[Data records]
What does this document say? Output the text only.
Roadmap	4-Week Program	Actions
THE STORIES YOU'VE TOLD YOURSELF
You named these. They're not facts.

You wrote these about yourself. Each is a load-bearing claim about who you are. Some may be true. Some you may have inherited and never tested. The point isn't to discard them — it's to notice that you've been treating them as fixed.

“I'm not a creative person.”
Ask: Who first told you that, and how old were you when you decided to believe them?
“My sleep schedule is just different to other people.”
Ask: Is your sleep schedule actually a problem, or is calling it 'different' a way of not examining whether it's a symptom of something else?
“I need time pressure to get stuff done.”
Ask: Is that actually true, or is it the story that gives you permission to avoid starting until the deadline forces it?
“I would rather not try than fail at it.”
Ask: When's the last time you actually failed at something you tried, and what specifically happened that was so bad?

TASK REQUIREMENTS ->
Write the listing out again, exactly as shown above.

ANSWER TO THIS PROBLEM ->
What does this document say? Output the text only.
Roadmap	4-Week Program	Actions
THE STORIES YOU'VE TOLD YOURSELF
You named these. They're not facts.

You wrote these about yourself. Each is a load-bearing claim about who you are. Some may be true. Some you may have inherited and never tested. The point isn't to discard them — it's to notice that you've been treating them as fixed.

“I'm not a creative person.”
Ask: Who first told you that, and how old were you when you decided to believe them?
“My sleep schedule is just different to other people.”
Ask: Is your sleep schedule actually a problem, or is calling it 'different' a way of not examining whether it's a symptom of something else?
“I need time pressure to get stuff done.”
Ask: Is that actually true, or is it the story that gives you permission to avoid starting until the deadline forces it?
“I would rather not try than fail at it.”
Ask: When's the last time you actually failed at something you tried, and what specifically happened that was so bad?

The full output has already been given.